• _EXTRACTED INFORMATION_
#####
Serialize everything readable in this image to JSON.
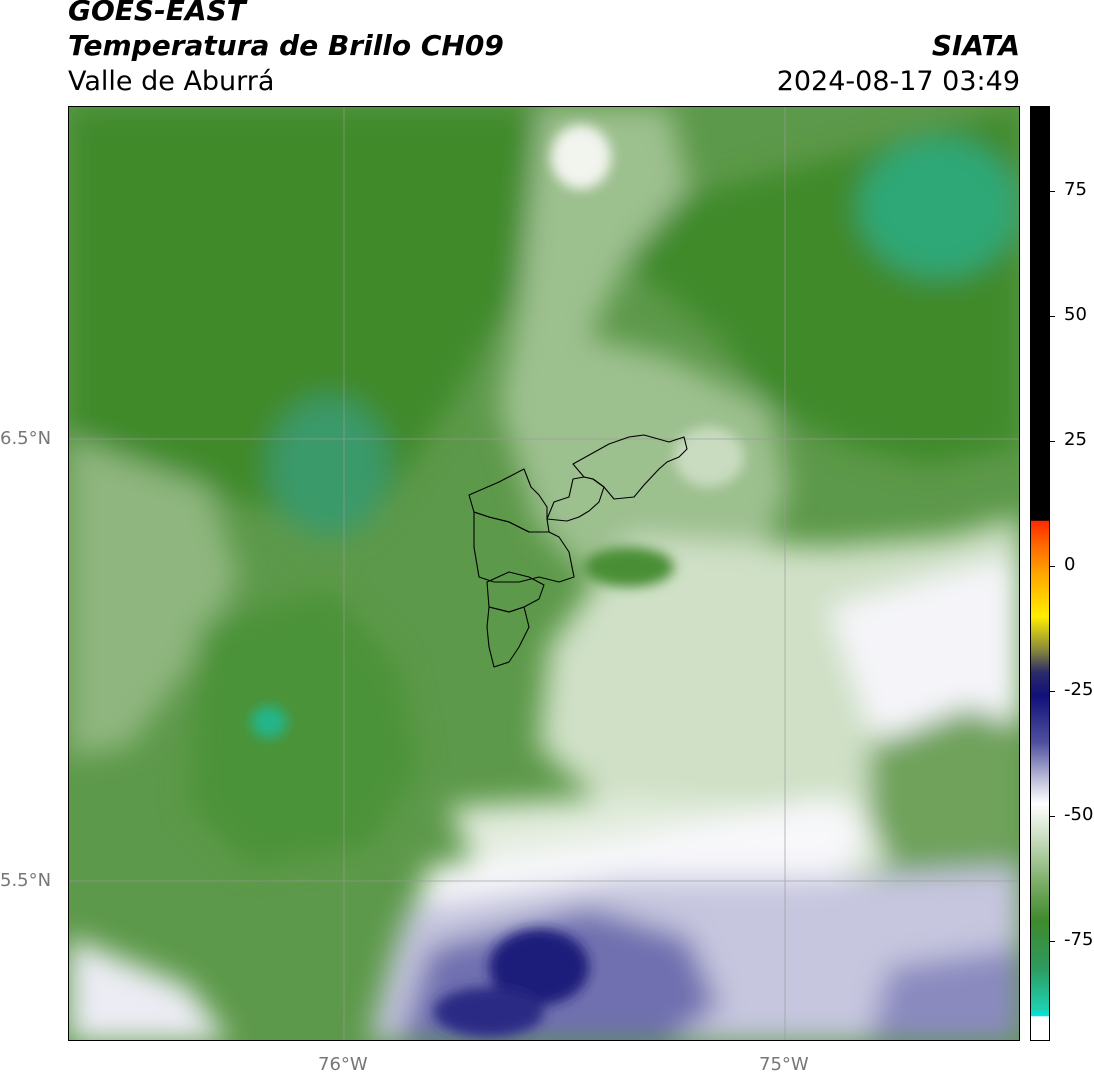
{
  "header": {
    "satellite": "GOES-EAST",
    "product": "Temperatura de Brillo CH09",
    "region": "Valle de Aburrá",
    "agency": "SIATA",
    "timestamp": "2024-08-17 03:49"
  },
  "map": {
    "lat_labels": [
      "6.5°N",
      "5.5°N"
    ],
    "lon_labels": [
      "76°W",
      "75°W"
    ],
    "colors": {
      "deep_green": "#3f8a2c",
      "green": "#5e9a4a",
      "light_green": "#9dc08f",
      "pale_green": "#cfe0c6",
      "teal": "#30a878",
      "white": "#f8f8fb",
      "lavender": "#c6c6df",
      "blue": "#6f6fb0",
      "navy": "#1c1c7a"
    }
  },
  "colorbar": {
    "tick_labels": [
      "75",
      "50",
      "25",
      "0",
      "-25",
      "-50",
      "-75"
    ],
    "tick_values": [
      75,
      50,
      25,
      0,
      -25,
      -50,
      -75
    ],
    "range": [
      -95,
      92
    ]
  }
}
#####
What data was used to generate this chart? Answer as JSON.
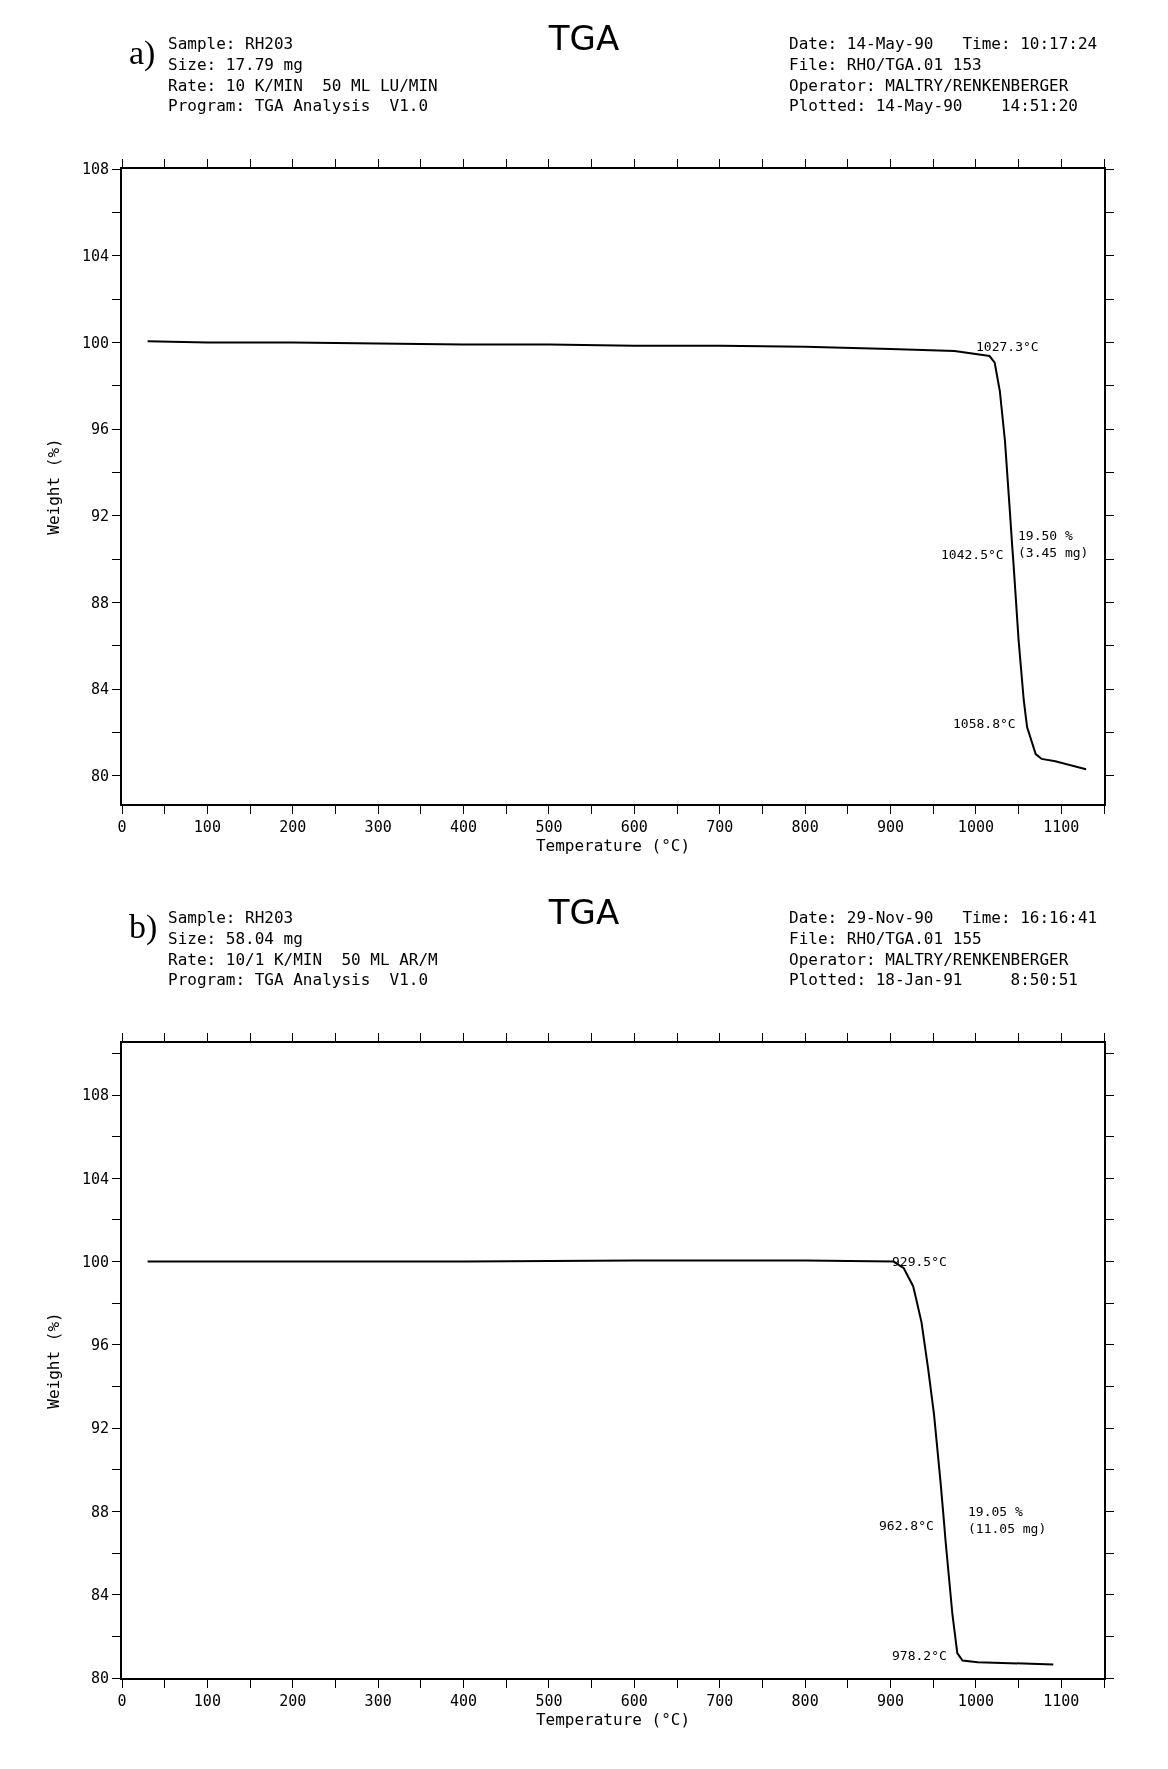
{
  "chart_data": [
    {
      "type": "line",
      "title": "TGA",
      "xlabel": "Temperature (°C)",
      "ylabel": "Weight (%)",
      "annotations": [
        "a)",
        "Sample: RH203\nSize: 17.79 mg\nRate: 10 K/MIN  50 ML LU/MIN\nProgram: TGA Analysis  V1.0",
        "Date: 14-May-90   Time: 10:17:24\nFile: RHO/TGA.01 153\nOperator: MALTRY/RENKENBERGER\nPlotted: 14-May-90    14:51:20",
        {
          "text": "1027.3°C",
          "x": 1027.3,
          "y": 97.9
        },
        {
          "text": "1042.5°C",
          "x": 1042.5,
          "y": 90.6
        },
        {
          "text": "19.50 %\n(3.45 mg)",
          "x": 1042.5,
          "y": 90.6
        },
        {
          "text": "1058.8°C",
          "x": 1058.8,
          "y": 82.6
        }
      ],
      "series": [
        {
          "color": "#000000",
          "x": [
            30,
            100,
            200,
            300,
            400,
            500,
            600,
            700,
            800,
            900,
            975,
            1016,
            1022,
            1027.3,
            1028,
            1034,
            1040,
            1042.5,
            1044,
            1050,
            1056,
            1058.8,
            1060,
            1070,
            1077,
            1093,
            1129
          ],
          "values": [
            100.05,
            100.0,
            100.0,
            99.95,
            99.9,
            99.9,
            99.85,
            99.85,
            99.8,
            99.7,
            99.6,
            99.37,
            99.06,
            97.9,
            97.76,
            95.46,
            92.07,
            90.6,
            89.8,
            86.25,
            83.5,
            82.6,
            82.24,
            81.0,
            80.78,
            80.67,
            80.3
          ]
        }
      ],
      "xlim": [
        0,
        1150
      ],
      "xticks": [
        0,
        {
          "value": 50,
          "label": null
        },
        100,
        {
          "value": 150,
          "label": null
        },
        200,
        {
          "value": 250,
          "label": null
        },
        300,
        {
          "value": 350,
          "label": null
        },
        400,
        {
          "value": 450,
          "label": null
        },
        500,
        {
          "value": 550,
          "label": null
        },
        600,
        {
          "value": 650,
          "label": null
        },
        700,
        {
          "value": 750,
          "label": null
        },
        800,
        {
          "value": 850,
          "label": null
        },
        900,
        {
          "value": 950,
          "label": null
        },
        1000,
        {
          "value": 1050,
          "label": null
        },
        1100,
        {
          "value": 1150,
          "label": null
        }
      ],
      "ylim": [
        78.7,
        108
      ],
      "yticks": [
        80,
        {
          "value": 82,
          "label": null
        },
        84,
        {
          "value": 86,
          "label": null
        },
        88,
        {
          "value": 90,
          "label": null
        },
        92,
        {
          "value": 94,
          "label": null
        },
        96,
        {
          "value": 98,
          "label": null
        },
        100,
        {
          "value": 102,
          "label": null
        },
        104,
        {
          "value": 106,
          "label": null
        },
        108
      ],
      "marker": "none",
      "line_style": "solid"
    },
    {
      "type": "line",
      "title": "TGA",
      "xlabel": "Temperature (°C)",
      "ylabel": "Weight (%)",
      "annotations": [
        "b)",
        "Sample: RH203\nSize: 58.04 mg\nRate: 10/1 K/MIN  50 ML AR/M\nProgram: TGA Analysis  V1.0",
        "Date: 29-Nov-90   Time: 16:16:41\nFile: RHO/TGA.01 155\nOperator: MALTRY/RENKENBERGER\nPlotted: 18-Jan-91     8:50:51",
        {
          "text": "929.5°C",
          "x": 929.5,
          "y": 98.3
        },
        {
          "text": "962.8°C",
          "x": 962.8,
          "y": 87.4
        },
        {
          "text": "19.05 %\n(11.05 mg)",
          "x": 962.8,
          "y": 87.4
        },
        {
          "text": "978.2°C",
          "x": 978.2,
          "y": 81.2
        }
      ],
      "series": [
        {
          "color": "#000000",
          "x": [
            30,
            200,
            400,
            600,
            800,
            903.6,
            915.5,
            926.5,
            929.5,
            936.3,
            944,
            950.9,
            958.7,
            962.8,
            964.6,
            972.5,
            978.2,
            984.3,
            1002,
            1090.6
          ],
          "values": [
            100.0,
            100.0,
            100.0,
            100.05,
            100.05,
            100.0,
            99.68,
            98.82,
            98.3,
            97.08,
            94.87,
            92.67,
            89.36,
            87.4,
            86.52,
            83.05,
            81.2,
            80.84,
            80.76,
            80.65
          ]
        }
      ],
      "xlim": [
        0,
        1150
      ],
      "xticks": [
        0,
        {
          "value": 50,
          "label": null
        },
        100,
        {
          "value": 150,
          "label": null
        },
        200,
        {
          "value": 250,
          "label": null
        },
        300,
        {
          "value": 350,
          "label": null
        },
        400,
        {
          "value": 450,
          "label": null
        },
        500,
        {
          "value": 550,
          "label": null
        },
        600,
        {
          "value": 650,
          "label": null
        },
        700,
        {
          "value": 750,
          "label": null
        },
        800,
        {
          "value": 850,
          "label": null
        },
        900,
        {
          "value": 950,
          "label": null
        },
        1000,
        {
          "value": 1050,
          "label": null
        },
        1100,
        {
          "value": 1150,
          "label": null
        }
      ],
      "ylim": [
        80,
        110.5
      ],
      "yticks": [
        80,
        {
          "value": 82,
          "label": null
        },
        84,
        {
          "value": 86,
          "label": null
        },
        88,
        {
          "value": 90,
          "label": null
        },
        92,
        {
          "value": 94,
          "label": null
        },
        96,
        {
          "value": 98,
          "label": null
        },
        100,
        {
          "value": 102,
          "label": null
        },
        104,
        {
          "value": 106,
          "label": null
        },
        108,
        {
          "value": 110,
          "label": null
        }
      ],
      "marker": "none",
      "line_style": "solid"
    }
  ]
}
#####
• _WORK INSTRUCTIONS_
Which lines include the word "nPlotted"? List them all.

• _THE RESULT_
        "Date: 14-May-90   Time: 10:17:24\nFile: RHO/TGA.01 153\nOperator: MALTRY/RENKENBERGER\nPlotted: 14-May-90    14:51:20",
        "Date: 29-Nov-90   Time: 16:16:41\nFile: RHO/TGA.01 155\nOperator: MALTRY/RENKENBERGER\nPlotted: 18-Jan-91     8:50:51",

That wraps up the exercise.